[Begin Provided material]

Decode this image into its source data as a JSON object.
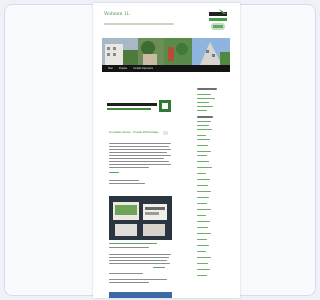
{
  "site": {
    "title": "Wohnen 1L",
    "nav_items": [
      "Start",
      "Projekte",
      "Kontakt Impressum"
    ]
  },
  "colors": {
    "accent": "#54904f",
    "link": "#3d8a3d",
    "nav": "#131313",
    "background": "#eef1f7"
  },
  "post": {
    "title": "Immobilien News – Projekt Wohnanlage"
  }
}
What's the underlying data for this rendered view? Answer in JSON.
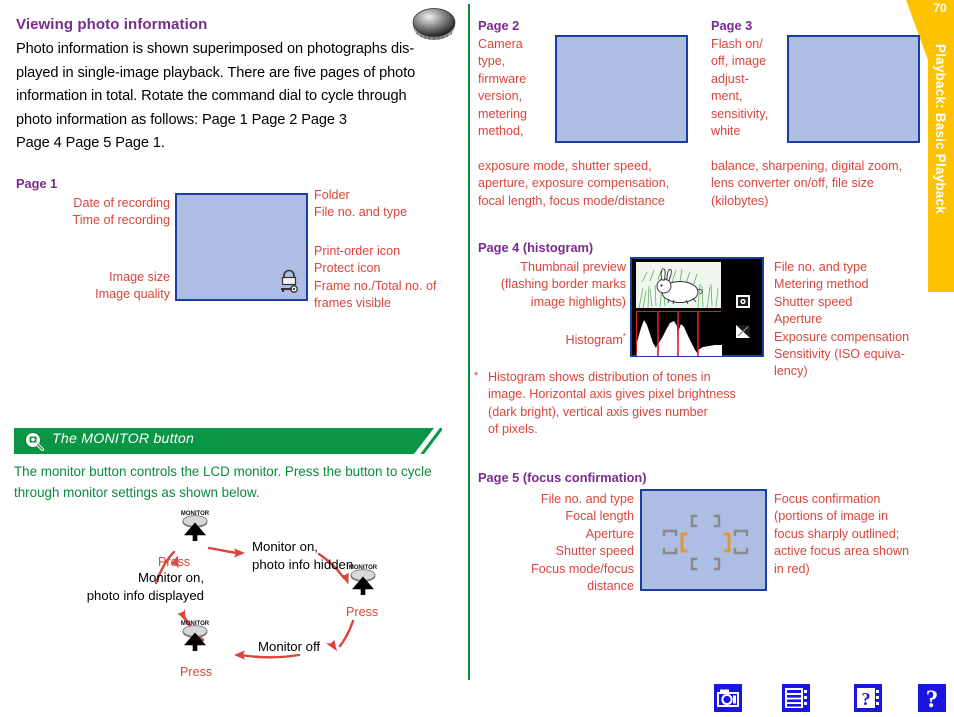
{
  "document": {
    "page_number": "70",
    "chapter_tab": "Playback: Basic Playback"
  },
  "intro": {
    "title": "Viewing photo information",
    "body": "Photo information is shown superimposed on photographs displayed in single-image playback.  There are five pages of photo information in total.  Rotate the command dial to cycle through photo information as follows: Page 1      Page 2      Page 3      Page 4      Page 5      Page 1.",
    "body_lines": [
      "Photo information is shown superimposed on photographs dis-",
      "played in single-image playback.  There are five pages of photo",
      "information in total.  Rotate the command dial to cycle through",
      "photo information as follows: Page 1        Page 2        Page 3",
      "Page 4       Page 5       Page 1."
    ],
    "dial_icon": "command-dial-icon"
  },
  "page1": {
    "heading": "Page 1",
    "left_labels": [
      "Date of recording",
      "Time of recording",
      "Image size",
      "Image quality"
    ],
    "right_labels": [
      "Folder",
      "File no. and type",
      "Print-order icon",
      "Protect icon",
      "Frame no./Total no. of",
      "frames visible"
    ],
    "screen_icon": "protect-key-icon"
  },
  "page2": {
    "heading": "Page 2",
    "side_lines": [
      "Camera",
      "type,",
      "firmware",
      "version,",
      "metering",
      "method,"
    ],
    "wide_lines": [
      "exposure mode, shutter speed,",
      "aperture, exposure compensation,",
      "focal length, focus mode/distance"
    ]
  },
  "page3": {
    "heading": "Page 3",
    "side_lines": [
      "Flash on/",
      "off, image",
      "adjust-",
      "ment,",
      "sensitivity,",
      "white"
    ],
    "wide_lines": [
      "balance, sharpening, digital zoom,",
      "lens converter on/off, file size",
      "(kilobytes)"
    ]
  },
  "page4": {
    "heading": "Page 4 (histogram)",
    "left_labels": [
      "Thumbnail preview",
      "(flashing border marks",
      "image highlights)",
      "Histogram"
    ],
    "histogram_marker": "*",
    "right_labels": [
      "File no. and type",
      "Metering method",
      "Shutter speed",
      "Aperture",
      "Exposure compensation",
      "Sensitivity (ISO equiva-",
      "lency)"
    ],
    "footnote_marker": "*",
    "footnote_lines": [
      "Histogram shows distribution of tones in",
      "image.  Horizontal axis gives pixel brightness",
      "(dark       bright), vertical axis gives number",
      "of pixels."
    ],
    "thumbnail_subject": "rabbit-illustration",
    "screen_icons": [
      "metering-method-icon",
      "exposure-compensation-icon"
    ]
  },
  "page5": {
    "heading": "Page 5 (focus confirmation)",
    "left_labels": [
      "File no. and type",
      "Focal length",
      "Aperture",
      "Shutter speed",
      "Focus mode/focus",
      "distance"
    ],
    "right_lines": [
      "Focus confirmation",
      "(portions of image in",
      "focus sharply outlined;",
      "active focus area shown",
      "in red)"
    ]
  },
  "tip": {
    "title": "The MONITOR button",
    "icon": "monitor-tip-icon",
    "body_lines": [
      "The monitor button controls the LCD monitor.  Press the button to cycle",
      "through monitor settings as shown below."
    ]
  },
  "cycle": {
    "button_caption": "MONITOR",
    "press_label": "Press",
    "states": [
      {
        "lines": [
          "Monitor on,",
          "photo info hidden"
        ]
      },
      {
        "lines": [
          "Monitor off"
        ]
      },
      {
        "lines": [
          "Monitor on,",
          "photo info displayed"
        ]
      }
    ]
  },
  "navbar": {
    "icons": [
      "camera-mode-icon",
      "menu-list-icon",
      "help-page-icon",
      "question-mark-icon"
    ]
  },
  "colors": {
    "heading_purple": "#7b2b8e",
    "label_red": "#d9453c",
    "tip_green": "#0a9644",
    "tab_yellow": "#fdc300",
    "lcd_blue": "#aebde4",
    "lcd_border": "#1940a0",
    "nav_blue": "#1a16e0"
  }
}
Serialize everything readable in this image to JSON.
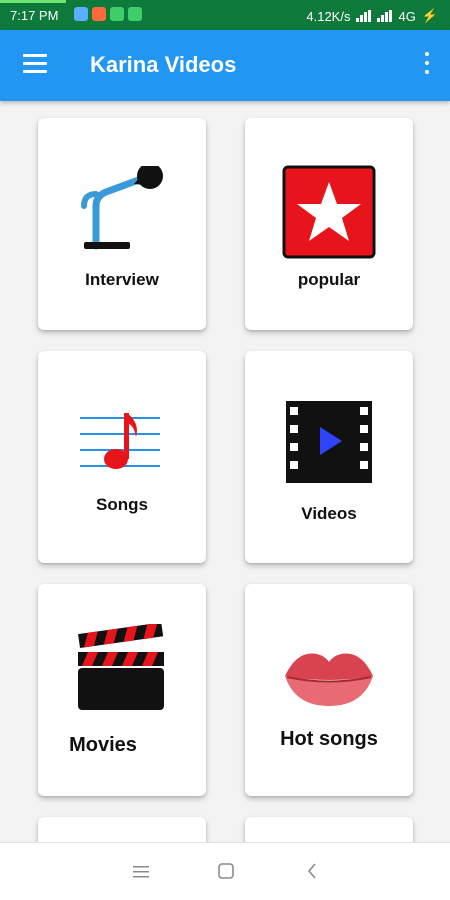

[End Provided material]

Exercise requirements
Look through the material above and work out how many of its lines contain "data". State the number only.

Response for this exercise
2